### Objective
Repeat the material below exactly, with no pictures.

### Dataset entries
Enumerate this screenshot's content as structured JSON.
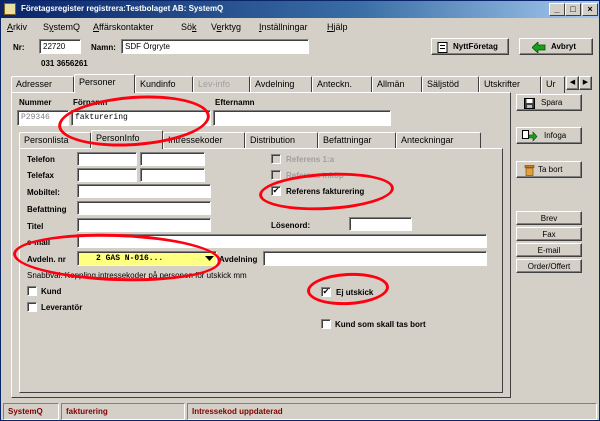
{
  "window": {
    "title": "Företagsregister registrera:Testbolaget AB: SystemQ",
    "controls": [
      "_",
      "□",
      "×"
    ]
  },
  "menubar": {
    "items": [
      {
        "label": "Arkiv",
        "u": "A"
      },
      {
        "label": "SystemQ",
        "u": "y"
      },
      {
        "label": "Affärskontakter",
        "u": "A"
      },
      {
        "label": "Sök",
        "u": "k"
      },
      {
        "label": "Verktyg",
        "u": "e"
      },
      {
        "label": "Inställningar",
        "u": "I"
      },
      {
        "label": "Hjälp",
        "u": "H"
      }
    ]
  },
  "header": {
    "nr_label": "Nr:",
    "nr_value": "22720",
    "namn_label": "Namn:",
    "namn_value": "SDF Örgryte",
    "phone": "031 3656261",
    "new_company_button": "NyttFöretag",
    "cancel_button": "Avbryt"
  },
  "main_tabs": [
    "Adresser",
    "Personer",
    "Kundinfo",
    "Lev-info",
    "Avdelning",
    "Anteckn.",
    "Allmän",
    "Säljstöd",
    "Utskrifter",
    "Ur"
  ],
  "main_tabs_active": "Personer",
  "main_tabs_disabled": [
    "Lev-info"
  ],
  "person": {
    "nummer_label": "Nummer",
    "fornamn_label": "Förnamn",
    "efternamn_label": "Efternamn",
    "nummer_value": "P29346",
    "fornamn_value": "fakturering",
    "efternamn_value": ""
  },
  "sub_tabs": [
    "Personlista",
    "PersonInfo",
    "Intressekoder",
    "Distribution",
    "Befattningar",
    "Anteckningar"
  ],
  "sub_tabs_active": "PersonInfo",
  "form": {
    "telefon_label": "Telefon",
    "telefax_label": "Telefax",
    "mobiltel_label": "Mobiltel:",
    "befattning_label": "Befattning",
    "titel_label": "Titel",
    "email_label": "e-mail",
    "avdeln_label": "Avdeln. nr",
    "avdeln_value": "2    GAS N-016...",
    "avdelning_label": "Avdelning",
    "losenord_label": "Lösenord:",
    "referens1_label": "Referens 1:a",
    "referens_inkop_label": "Referens inköp",
    "referens_fakt_label": "Referens fakturering",
    "selection_text": "Snabbval: Koppling intressekoder på personen för utskick mm",
    "kund_label": "Kund",
    "leverantor_label": "Leverantör",
    "ej_utskick_label": "Ej utskick",
    "kund_bort_label": "Kund som skall tas bort"
  },
  "checks": {
    "referens1": false,
    "referens_inkop": false,
    "referens_fakt": true,
    "kund": false,
    "leverantor": false,
    "ej_utskick": true,
    "kund_bort": false
  },
  "side_buttons": {
    "spara": "Spara",
    "infoga": "Infoga",
    "ta_bort": "Ta bort",
    "brev": "Brev",
    "fax": "Fax",
    "email": "E-mail",
    "order": "Order/Offert"
  },
  "status": {
    "app": "SystemQ",
    "user": "fakturering",
    "message": "Intressekod uppdaterad"
  },
  "colors": {
    "annotation": "#ff0010",
    "title_bar": "#0a246a",
    "status_text": "#800000"
  }
}
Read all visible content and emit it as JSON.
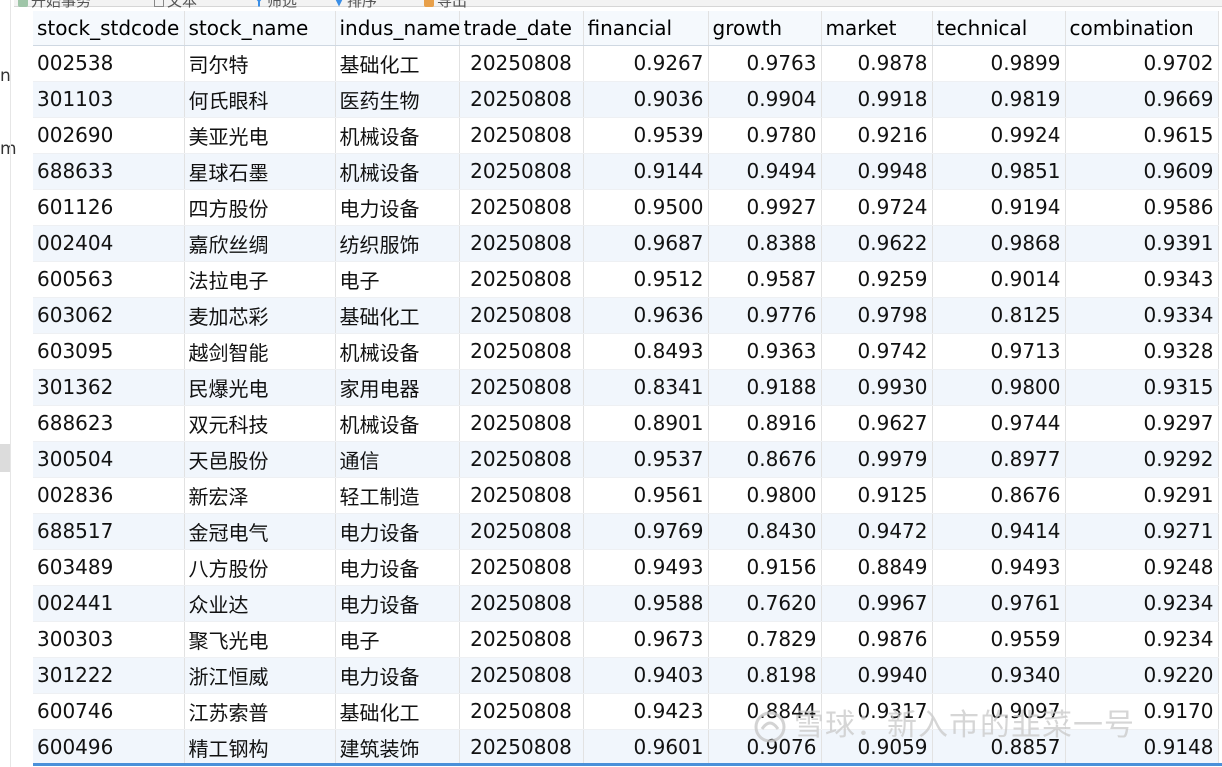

### Solution for this task
Enumerate this screenshot's content as structured JSON.
{
  "window": {
    "title": "Företagsregister registrera:Testbolaget AB: SystemQ",
    "controls": [
      "_",
      "□",
      "×"
    ]
  },
  "menubar": {
    "items": [
      {
        "label": "Arkiv",
        "u": "A"
      },
      {
        "label": "SystemQ",
        "u": "y"
      },
      {
        "label": "Affärskontakter",
        "u": "A"
      },
      {
        "label": "Sök",
        "u": "k"
      },
      {
        "label": "Verktyg",
        "u": "e"
      },
      {
        "label": "Inställningar",
        "u": "I"
      },
      {
        "label": "Hjälp",
        "u": "H"
      }
    ]
  },
  "header": {
    "nr_label": "Nr:",
    "nr_value": "22720",
    "namn_label": "Namn:",
    "namn_value": "SDF Örgryte",
    "phone": "031 3656261",
    "new_company_button": "NyttFöretag",
    "cancel_button": "Avbryt"
  },
  "main_tabs": [
    "Adresser",
    "Personer",
    "Kundinfo",
    "Lev-info",
    "Avdelning",
    "Anteckn.",
    "Allmän",
    "Säljstöd",
    "Utskrifter",
    "Ur"
  ],
  "main_tabs_active": "Personer",
  "main_tabs_disabled": [
    "Lev-info"
  ],
  "person": {
    "nummer_label": "Nummer",
    "fornamn_label": "Förnamn",
    "efternamn_label": "Efternamn",
    "nummer_value": "P29346",
    "fornamn_value": "fakturering",
    "efternamn_value": ""
  },
  "sub_tabs": [
    "Personlista",
    "PersonInfo",
    "Intressekoder",
    "Distribution",
    "Befattningar",
    "Anteckningar"
  ],
  "sub_tabs_active": "PersonInfo",
  "form": {
    "telefon_label": "Telefon",
    "telefax_label": "Telefax",
    "mobiltel_label": "Mobiltel:",
    "befattning_label": "Befattning",
    "titel_label": "Titel",
    "email_label": "e-mail",
    "avdeln_label": "Avdeln. nr",
    "avdeln_value": "2    GAS N-016...",
    "avdelning_label": "Avdelning",
    "losenord_label": "Lösenord:",
    "referens1_label": "Referens 1:a",
    "referens_inkop_label": "Referens inköp",
    "referens_fakt_label": "Referens fakturering",
    "selection_text": "Snabbval: Koppling intressekoder på personen för utskick mm",
    "kund_label": "Kund",
    "leverantor_label": "Leverantör",
    "ej_utskick_label": "Ej utskick",
    "kund_bort_label": "Kund som skall tas bort"
  },
  "checks": {
    "referens1": false,
    "referens_inkop": false,
    "referens_fakt": true,
    "kund": false,
    "leverantor": false,
    "ej_utskick": true,
    "kund_bort": false
  },
  "side_buttons": {
    "spara": "Spara",
    "infoga": "Infoga",
    "ta_bort": "Ta bort",
    "brev": "Brev",
    "fax": "Fax",
    "email": "E-mail",
    "order": "Order/Offert"
  },
  "status": {
    "app": "SystemQ",
    "user": "fakturering",
    "message": "Intressekod uppdaterad"
  },
  "colors": {
    "annotation": "#ff0010",
    "title_bar": "#0a246a",
    "status_text": "#800000"
  }
}
Read all visible content and emit it as JSON.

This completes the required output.